Work to complete:
Please determine how many lines of the material include the word "Leitgeb", and respond with nothing but that number.

Data items:
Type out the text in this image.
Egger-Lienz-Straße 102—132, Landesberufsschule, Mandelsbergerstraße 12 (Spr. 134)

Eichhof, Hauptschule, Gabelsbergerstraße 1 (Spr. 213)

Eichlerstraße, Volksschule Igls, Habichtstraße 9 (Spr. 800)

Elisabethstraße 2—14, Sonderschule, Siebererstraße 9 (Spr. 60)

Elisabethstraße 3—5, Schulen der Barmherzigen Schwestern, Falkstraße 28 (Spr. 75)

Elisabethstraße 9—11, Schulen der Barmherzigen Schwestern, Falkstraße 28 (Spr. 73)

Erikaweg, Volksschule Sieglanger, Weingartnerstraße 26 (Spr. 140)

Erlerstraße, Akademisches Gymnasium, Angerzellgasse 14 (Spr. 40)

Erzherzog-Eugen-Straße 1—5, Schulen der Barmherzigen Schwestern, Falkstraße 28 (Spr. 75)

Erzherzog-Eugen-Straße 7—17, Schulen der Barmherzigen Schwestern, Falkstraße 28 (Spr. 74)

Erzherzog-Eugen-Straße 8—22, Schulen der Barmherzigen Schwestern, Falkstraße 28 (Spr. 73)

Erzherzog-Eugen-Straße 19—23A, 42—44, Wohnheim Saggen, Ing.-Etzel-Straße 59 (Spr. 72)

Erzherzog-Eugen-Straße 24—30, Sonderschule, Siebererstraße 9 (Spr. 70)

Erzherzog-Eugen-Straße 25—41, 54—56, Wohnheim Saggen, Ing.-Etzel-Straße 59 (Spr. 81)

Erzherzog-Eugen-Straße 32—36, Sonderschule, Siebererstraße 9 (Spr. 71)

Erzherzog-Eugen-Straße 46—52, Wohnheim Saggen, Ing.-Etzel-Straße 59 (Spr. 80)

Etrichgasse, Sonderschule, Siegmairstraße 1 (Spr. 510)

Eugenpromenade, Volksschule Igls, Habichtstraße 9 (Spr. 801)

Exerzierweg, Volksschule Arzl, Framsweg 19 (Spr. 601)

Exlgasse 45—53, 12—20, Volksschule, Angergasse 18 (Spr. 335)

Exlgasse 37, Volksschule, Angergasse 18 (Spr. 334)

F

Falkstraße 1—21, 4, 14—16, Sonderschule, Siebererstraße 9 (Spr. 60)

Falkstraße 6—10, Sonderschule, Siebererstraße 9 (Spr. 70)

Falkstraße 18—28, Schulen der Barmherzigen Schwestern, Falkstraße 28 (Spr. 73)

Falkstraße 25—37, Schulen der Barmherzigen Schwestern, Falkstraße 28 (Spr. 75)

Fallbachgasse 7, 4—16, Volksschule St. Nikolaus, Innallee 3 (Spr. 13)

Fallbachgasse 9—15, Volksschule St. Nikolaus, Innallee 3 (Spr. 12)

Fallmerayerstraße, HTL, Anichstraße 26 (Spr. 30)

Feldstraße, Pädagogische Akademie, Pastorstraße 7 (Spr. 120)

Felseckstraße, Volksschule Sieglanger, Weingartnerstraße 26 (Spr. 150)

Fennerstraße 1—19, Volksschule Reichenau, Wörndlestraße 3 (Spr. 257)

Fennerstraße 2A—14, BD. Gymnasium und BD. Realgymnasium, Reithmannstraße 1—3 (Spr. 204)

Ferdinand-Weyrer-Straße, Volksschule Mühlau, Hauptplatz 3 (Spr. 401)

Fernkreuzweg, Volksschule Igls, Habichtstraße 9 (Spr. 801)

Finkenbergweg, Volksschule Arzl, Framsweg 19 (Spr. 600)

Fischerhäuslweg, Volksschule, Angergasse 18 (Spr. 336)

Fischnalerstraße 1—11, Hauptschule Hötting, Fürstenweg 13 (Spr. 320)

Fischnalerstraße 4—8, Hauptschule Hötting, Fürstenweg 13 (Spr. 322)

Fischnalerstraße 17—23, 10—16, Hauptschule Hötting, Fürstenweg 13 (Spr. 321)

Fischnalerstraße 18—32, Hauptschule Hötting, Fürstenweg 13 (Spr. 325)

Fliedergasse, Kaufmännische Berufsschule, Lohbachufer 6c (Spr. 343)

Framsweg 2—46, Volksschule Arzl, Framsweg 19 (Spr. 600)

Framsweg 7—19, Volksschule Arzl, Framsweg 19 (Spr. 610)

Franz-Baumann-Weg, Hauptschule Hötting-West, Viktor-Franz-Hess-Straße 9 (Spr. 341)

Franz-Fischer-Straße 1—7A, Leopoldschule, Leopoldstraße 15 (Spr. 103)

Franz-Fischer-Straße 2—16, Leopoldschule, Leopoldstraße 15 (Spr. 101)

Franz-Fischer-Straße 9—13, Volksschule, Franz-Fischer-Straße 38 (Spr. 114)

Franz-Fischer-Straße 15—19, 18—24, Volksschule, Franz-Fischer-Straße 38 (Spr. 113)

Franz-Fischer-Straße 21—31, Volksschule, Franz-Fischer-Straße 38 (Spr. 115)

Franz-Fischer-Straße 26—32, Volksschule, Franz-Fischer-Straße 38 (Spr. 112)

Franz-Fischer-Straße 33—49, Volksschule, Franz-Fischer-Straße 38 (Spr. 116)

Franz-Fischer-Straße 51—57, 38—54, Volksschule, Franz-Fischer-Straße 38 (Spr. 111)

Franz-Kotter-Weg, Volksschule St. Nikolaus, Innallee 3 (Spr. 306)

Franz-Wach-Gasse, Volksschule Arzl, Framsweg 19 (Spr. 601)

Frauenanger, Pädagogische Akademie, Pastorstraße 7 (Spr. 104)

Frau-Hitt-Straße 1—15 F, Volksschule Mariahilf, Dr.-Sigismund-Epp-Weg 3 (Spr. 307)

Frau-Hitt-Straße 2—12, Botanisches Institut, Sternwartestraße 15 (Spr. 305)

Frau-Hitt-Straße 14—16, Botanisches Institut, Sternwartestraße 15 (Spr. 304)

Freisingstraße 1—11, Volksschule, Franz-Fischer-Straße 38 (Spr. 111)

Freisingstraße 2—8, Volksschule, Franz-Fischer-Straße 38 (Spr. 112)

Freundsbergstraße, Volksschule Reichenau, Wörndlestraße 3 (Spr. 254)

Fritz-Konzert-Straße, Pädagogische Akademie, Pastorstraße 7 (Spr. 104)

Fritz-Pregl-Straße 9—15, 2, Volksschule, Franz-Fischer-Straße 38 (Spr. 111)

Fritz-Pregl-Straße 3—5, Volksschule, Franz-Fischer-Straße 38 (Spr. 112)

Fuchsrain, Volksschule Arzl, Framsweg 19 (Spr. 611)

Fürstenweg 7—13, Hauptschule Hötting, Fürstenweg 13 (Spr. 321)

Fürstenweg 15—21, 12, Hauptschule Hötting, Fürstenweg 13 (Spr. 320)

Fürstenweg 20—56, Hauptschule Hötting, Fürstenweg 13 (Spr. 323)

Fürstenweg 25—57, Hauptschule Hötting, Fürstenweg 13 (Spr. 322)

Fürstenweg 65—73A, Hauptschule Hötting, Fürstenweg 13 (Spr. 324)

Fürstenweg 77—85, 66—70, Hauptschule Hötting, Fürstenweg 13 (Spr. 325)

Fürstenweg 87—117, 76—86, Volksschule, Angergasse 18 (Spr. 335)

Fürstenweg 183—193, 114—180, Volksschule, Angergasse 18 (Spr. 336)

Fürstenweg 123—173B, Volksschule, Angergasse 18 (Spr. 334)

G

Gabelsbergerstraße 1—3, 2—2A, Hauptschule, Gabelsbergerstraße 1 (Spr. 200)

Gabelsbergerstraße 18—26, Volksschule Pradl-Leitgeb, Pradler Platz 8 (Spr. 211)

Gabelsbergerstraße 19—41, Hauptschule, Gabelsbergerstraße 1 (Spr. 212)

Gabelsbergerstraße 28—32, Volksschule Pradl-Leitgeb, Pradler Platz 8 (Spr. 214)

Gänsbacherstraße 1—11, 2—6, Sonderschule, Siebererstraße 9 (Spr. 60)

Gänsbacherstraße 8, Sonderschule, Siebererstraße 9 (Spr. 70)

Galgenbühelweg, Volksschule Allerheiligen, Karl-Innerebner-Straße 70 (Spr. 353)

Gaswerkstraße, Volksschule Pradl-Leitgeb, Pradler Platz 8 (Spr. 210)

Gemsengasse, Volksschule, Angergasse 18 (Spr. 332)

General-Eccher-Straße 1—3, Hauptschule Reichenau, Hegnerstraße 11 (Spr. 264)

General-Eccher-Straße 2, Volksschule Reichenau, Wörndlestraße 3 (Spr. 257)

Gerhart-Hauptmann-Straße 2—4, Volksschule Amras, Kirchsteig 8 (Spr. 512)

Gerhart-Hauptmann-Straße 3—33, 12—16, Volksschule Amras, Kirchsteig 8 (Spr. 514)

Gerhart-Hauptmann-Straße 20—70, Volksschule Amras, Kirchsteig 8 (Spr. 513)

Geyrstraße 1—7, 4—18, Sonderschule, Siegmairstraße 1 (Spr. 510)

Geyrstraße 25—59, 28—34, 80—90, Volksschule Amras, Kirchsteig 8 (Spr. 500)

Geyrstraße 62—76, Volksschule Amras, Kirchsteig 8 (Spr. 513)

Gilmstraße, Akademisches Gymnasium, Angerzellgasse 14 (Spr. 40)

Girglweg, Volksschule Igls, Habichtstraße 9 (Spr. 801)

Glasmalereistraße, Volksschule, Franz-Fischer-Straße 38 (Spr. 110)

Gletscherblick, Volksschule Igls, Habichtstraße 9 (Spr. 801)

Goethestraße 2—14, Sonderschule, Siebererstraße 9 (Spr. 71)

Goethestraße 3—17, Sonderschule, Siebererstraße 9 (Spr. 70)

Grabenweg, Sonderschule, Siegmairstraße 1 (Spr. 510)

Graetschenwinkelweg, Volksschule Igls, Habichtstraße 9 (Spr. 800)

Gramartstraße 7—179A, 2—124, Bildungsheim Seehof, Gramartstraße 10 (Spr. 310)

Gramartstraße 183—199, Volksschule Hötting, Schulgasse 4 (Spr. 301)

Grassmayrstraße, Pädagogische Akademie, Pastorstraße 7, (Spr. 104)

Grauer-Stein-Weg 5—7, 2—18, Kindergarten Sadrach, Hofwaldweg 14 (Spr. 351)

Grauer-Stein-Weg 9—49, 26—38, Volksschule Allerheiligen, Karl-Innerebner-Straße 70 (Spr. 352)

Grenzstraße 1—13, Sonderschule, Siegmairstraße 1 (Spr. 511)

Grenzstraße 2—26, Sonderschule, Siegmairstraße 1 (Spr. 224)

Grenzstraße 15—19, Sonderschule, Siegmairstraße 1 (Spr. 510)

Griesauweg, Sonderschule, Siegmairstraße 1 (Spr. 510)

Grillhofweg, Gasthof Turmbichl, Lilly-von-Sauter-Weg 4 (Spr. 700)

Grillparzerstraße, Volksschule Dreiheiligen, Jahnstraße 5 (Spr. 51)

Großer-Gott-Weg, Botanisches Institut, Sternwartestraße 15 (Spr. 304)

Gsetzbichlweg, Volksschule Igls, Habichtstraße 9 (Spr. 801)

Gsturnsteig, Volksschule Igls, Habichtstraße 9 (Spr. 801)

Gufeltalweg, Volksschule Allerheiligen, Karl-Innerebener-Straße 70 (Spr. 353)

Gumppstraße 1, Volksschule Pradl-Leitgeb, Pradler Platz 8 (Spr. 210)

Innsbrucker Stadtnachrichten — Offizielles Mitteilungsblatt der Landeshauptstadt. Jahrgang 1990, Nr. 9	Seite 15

Written solution:
4